(Layout region records)
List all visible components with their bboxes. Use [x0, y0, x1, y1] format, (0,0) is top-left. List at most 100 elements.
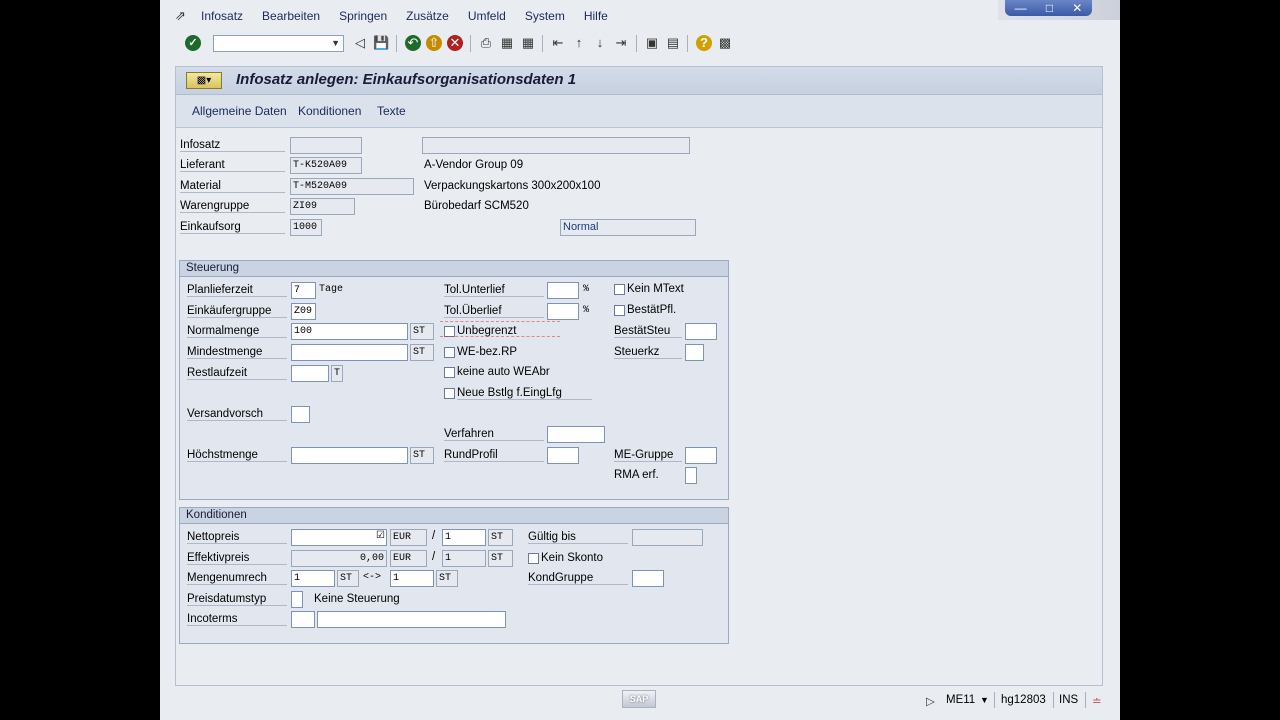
menu-infosatz[interactable]: Infosatz [201, 9, 243, 23]
lieferant-field[interactable]: T-K520A09 [290, 157, 362, 174]
versandvorsch-label: Versandvorsch [187, 408, 287, 421]
rma-erf-field[interactable] [685, 467, 697, 484]
layout-settings-icon[interactable]: ▩ [717, 35, 733, 51]
print-icon[interactable]: ⎙ [478, 35, 494, 51]
first-page-icon[interactable]: ⇤ [550, 35, 566, 51]
me-gruppe-field[interactable] [685, 447, 717, 464]
rundprofil-field[interactable] [547, 447, 579, 464]
chevron-down-icon[interactable]: ▼ [980, 695, 989, 705]
infosatz-type-field[interactable]: Normal [560, 219, 696, 236]
steuerung-group-title: Steuerung [180, 261, 728, 277]
close-icon[interactable]: ✕ [1072, 1, 1082, 15]
kein-mtext-checkbox[interactable] [614, 284, 625, 295]
tol-ueberlief-percent: % [583, 305, 590, 316]
mengenumrech-field-1[interactable]: 1 [291, 570, 335, 587]
mindestmenge-unit-field[interactable]: ST [410, 344, 434, 361]
infosatz-description-field[interactable] [422, 137, 690, 154]
preisdatumstyp-field[interactable] [291, 591, 303, 608]
chevron-down-icon[interactable]: ▼ [331, 38, 340, 48]
find-icon[interactable]: ▦ [499, 35, 515, 51]
exit-icon[interactable]: ⇧ [426, 35, 442, 51]
collapse-left-icon[interactable]: ◁ [352, 35, 368, 51]
last-page-icon[interactable]: ⇥ [613, 35, 629, 51]
effektivpreis-per-field[interactable]: 1 [442, 550, 486, 567]
normalmenge-field[interactable]: 100 [291, 323, 408, 340]
button-konditionen[interactable]: Konditionen [298, 104, 361, 118]
toolbar-separator [396, 35, 397, 52]
cancel-icon[interactable]: ✕ [447, 35, 463, 51]
nettopreis-unit-field[interactable]: ST [488, 529, 513, 546]
tol-unterlief-field[interactable] [547, 282, 579, 299]
nettopreis-currency-field[interactable]: EUR [390, 529, 427, 546]
restlaufzeit-unit-field[interactable]: T [331, 365, 343, 382]
menu-zusaetze[interactable]: Zusätze [406, 9, 449, 23]
status-separator [1085, 692, 1086, 708]
find-next-icon[interactable]: ▦ [520, 35, 536, 51]
previous-page-icon[interactable]: ↑ [571, 35, 587, 51]
nettopreis-per-field[interactable]: 1 [442, 529, 486, 546]
restlaufzeit-label: Restlaufzeit [187, 367, 287, 380]
einkaufsorg-field[interactable]: 1000 [290, 219, 322, 236]
minimize-icon[interactable]: — [1015, 1, 1027, 15]
infosatz-field[interactable] [290, 137, 362, 154]
mindestmenge-field[interactable] [291, 344, 408, 361]
back-icon[interactable]: ↶ [405, 35, 421, 51]
next-page-icon[interactable]: ↓ [592, 35, 608, 51]
enter-check-icon[interactable]: ✓ [185, 35, 201, 51]
effektivpreis-field[interactable]: 0,00 [291, 550, 387, 567]
material-field[interactable]: T-M520A09 [290, 178, 414, 195]
toolbar-separator [470, 35, 471, 52]
command-field[interactable]: ▼ [213, 35, 344, 52]
hoechstmenge-unit-field[interactable]: ST [410, 447, 434, 464]
lieferant-description: A-Vendor Group 09 [424, 159, 524, 171]
help-icon[interactable]: ? [696, 35, 712, 51]
einkaeufergruppe-field[interactable]: Z09 [291, 303, 316, 320]
kein-skonto-checkbox[interactable] [528, 553, 539, 564]
keine-auto-weabr-checkbox[interactable] [444, 367, 455, 378]
gueltig-bis-field[interactable] [632, 529, 703, 546]
normalmenge-unit-field[interactable]: ST [410, 323, 434, 340]
effektivpreis-currency-field[interactable]: EUR [390, 550, 427, 567]
mengenumrech-unit-2-field[interactable]: ST [436, 570, 458, 587]
warengruppe-field[interactable]: ZI09 [290, 198, 355, 215]
page-title: Infosatz anlegen: Einkaufsorganisationsd… [236, 71, 577, 88]
incoterms-part2-field[interactable] [317, 611, 506, 628]
we-bez-rp-checkbox[interactable] [444, 347, 455, 358]
nettopreis-field[interactable] [291, 529, 387, 546]
versandvorsch-field[interactable] [291, 406, 310, 423]
tol-ueberlief-field[interactable] [547, 303, 579, 320]
menu-icon[interactable]: ⇗ [175, 8, 186, 24]
maximize-icon[interactable]: □ [1046, 1, 1053, 15]
play-icon[interactable]: ▷ [926, 694, 935, 708]
menu-umfeld[interactable]: Umfeld [468, 9, 506, 23]
neue-bstlg-checkbox[interactable] [444, 388, 455, 399]
save-icon[interactable]: 💾 [373, 35, 389, 51]
new-session-icon[interactable]: ▣ [644, 35, 660, 51]
restlaufzeit-field[interactable] [291, 365, 329, 382]
kein-mtext-label: Kein MText [627, 283, 684, 295]
bestaetpfl-checkbox[interactable] [614, 305, 625, 316]
mengenumrech-field-2[interactable]: 1 [390, 570, 434, 587]
menu-system[interactable]: System [525, 9, 565, 23]
mengenumrech-unit-1-field[interactable]: ST [337, 570, 359, 587]
button-texte[interactable]: Texte [377, 104, 406, 118]
hoechstmenge-field[interactable] [291, 447, 408, 464]
incoterms-field[interactable] [291, 611, 315, 628]
resize-grip-icon[interactable]: ≐ [1092, 694, 1102, 708]
kondgruppe-field[interactable] [632, 570, 664, 587]
header-data-button[interactable]: ▩▾ [186, 72, 222, 89]
effektivpreis-unit-field[interactable]: ST [488, 550, 513, 567]
menu-bearbeiten[interactable]: Bearbeiten [262, 9, 320, 23]
button-allgemeine-daten[interactable]: Allgemeine Daten [192, 104, 287, 118]
shortcut-icon[interactable]: ▤ [665, 35, 681, 51]
bestaetpfl-label: BestätPfl. [627, 304, 677, 316]
menu-hilfe[interactable]: Hilfe [584, 9, 608, 23]
verfahren-field[interactable] [547, 426, 605, 443]
server-name: hg12803 [1001, 694, 1046, 706]
steuerkz-field[interactable] [685, 344, 704, 361]
incoterms-label: Incoterms [187, 613, 287, 626]
mindestmenge-label: Mindestmenge [187, 346, 287, 359]
menu-springen[interactable]: Springen [339, 9, 387, 23]
planlieferzeit-field[interactable]: 7 [291, 282, 316, 299]
bestaetsteu-field[interactable] [685, 323, 717, 340]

**WHAT IS NEEDED**. Please copy out every line of the records above word for word, leaving out the pictures.

**SOLUTION TO THE PROBLEM**.
List all visible components with their bboxes. Use [x0, y0, x1, y1] format, (0,0) is top-left. List at most 100 elements.
menu-infosatz[interactable]: Infosatz [201, 9, 243, 23]
lieferant-field[interactable]: T-K520A09 [290, 157, 362, 174]
versandvorsch-label: Versandvorsch [187, 408, 287, 421]
rma-erf-field[interactable] [685, 467, 697, 484]
layout-settings-icon[interactable]: ▩ [717, 35, 733, 51]
print-icon[interactable]: ⎙ [478, 35, 494, 51]
first-page-icon[interactable]: ⇤ [550, 35, 566, 51]
me-gruppe-field[interactable] [685, 447, 717, 464]
rundprofil-field[interactable] [547, 447, 579, 464]
chevron-down-icon[interactable]: ▼ [980, 695, 989, 705]
infosatz-type-field[interactable]: Normal [560, 219, 696, 236]
steuerung-group-title: Steuerung [180, 261, 728, 277]
close-icon[interactable]: ✕ [1072, 1, 1082, 15]
kein-mtext-checkbox[interactable] [614, 284, 625, 295]
tol-ueberlief-percent: % [583, 305, 590, 316]
mengenumrech-field-1[interactable]: 1 [291, 570, 335, 587]
mindestmenge-unit-field[interactable]: ST [410, 344, 434, 361]
infosatz-description-field[interactable] [422, 137, 690, 154]
preisdatumstyp-field[interactable] [291, 591, 303, 608]
chevron-down-icon[interactable]: ▼ [331, 38, 340, 48]
find-icon[interactable]: ▦ [499, 35, 515, 51]
exit-icon[interactable]: ⇧ [426, 35, 442, 51]
collapse-left-icon[interactable]: ◁ [352, 35, 368, 51]
last-page-icon[interactable]: ⇥ [613, 35, 629, 51]
effektivpreis-per-field[interactable]: 1 [442, 550, 486, 567]
normalmenge-field[interactable]: 100 [291, 323, 408, 340]
button-konditionen[interactable]: Konditionen [298, 104, 361, 118]
toolbar-separator [396, 35, 397, 52]
cancel-icon[interactable]: ✕ [447, 35, 463, 51]
nettopreis-unit-field[interactable]: ST [488, 529, 513, 546]
tol-unterlief-field[interactable] [547, 282, 579, 299]
nettopreis-currency-field[interactable]: EUR [390, 529, 427, 546]
restlaufzeit-unit-field[interactable]: T [331, 365, 343, 382]
menu-zusaetze[interactable]: Zusätze [406, 9, 449, 23]
status-separator [1085, 692, 1086, 708]
find-next-icon[interactable]: ▦ [520, 35, 536, 51]
previous-page-icon[interactable]: ↑ [571, 35, 587, 51]
nettopreis-per-field[interactable]: 1 [442, 529, 486, 546]
restlaufzeit-label: Restlaufzeit [187, 367, 287, 380]
einkaufsorg-field[interactable]: 1000 [290, 219, 322, 236]
minimize-icon[interactable]: — [1015, 1, 1027, 15]
infosatz-field[interactable] [290, 137, 362, 154]
mindestmenge-field[interactable] [291, 344, 408, 361]
back-icon[interactable]: ↶ [405, 35, 421, 51]
next-page-icon[interactable]: ↓ [592, 35, 608, 51]
enter-check-icon[interactable]: ✓ [185, 35, 201, 51]
effektivpreis-field[interactable]: 0,00 [291, 550, 387, 567]
material-field[interactable]: T-M520A09 [290, 178, 414, 195]
toolbar-separator [470, 35, 471, 52]
command-field[interactable]: ▼ [213, 35, 344, 52]
hoechstmenge-unit-field[interactable]: ST [410, 447, 434, 464]
lieferant-description: A-Vendor Group 09 [424, 159, 524, 171]
help-icon[interactable]: ? [696, 35, 712, 51]
einkaeufergruppe-field[interactable]: Z09 [291, 303, 316, 320]
kein-skonto-checkbox[interactable] [528, 553, 539, 564]
keine-auto-weabr-checkbox[interactable] [444, 367, 455, 378]
gueltig-bis-field[interactable] [632, 529, 703, 546]
normalmenge-unit-field[interactable]: ST [410, 323, 434, 340]
effektivpreis-currency-field[interactable]: EUR [390, 550, 427, 567]
mengenumrech-unit-2-field[interactable]: ST [436, 570, 458, 587]
warengruppe-field[interactable]: ZI09 [290, 198, 355, 215]
page-title: Infosatz anlegen: Einkaufsorganisationsd… [236, 71, 577, 88]
incoterms-part2-field[interactable] [317, 611, 506, 628]
we-bez-rp-checkbox[interactable] [444, 347, 455, 358]
nettopreis-field[interactable] [291, 529, 387, 546]
versandvorsch-field[interactable] [291, 406, 310, 423]
tol-ueberlief-field[interactable] [547, 303, 579, 320]
menu-icon[interactable]: ⇗ [175, 8, 186, 24]
maximize-icon[interactable]: □ [1046, 1, 1053, 15]
play-icon[interactable]: ▷ [926, 694, 935, 708]
menu-umfeld[interactable]: Umfeld [468, 9, 506, 23]
neue-bstlg-checkbox[interactable] [444, 388, 455, 399]
save-icon[interactable]: 💾 [373, 35, 389, 51]
new-session-icon[interactable]: ▣ [644, 35, 660, 51]
restlaufzeit-field[interactable] [291, 365, 329, 382]
kein-mtext-label: Kein MText [627, 283, 684, 295]
bestaetpfl-checkbox[interactable] [614, 305, 625, 316]
mengenumrech-field-2[interactable]: 1 [390, 570, 434, 587]
menu-system[interactable]: System [525, 9, 565, 23]
mengenumrech-unit-1-field[interactable]: ST [337, 570, 359, 587]
button-texte[interactable]: Texte [377, 104, 406, 118]
hoechstmenge-field[interactable] [291, 447, 408, 464]
incoterms-field[interactable] [291, 611, 315, 628]
resize-grip-icon[interactable]: ≐ [1092, 694, 1102, 708]
kondgruppe-field[interactable] [632, 570, 664, 587]
header-data-button[interactable]: ▩▾ [186, 72, 222, 89]
effektivpreis-unit-field[interactable]: ST [488, 550, 513, 567]
menu-bearbeiten[interactable]: Bearbeiten [262, 9, 320, 23]
button-allgemeine-daten[interactable]: Allgemeine Daten [192, 104, 287, 118]
shortcut-icon[interactable]: ▤ [665, 35, 681, 51]
bestaetpfl-label: BestätPfl. [627, 304, 677, 316]
menu-hilfe[interactable]: Hilfe [584, 9, 608, 23]
verfahren-field[interactable] [547, 426, 605, 443]
server-name: hg12803 [1001, 694, 1046, 706]
steuerkz-field[interactable] [685, 344, 704, 361]
incoterms-label: Incoterms [187, 613, 287, 626]
mindestmenge-label: Mindestmenge [187, 346, 287, 359]
menu-springen[interactable]: Springen [339, 9, 387, 23]
planlieferzeit-field[interactable]: 7 [291, 282, 316, 299]
bestaetsteu-field[interactable] [685, 323, 717, 340]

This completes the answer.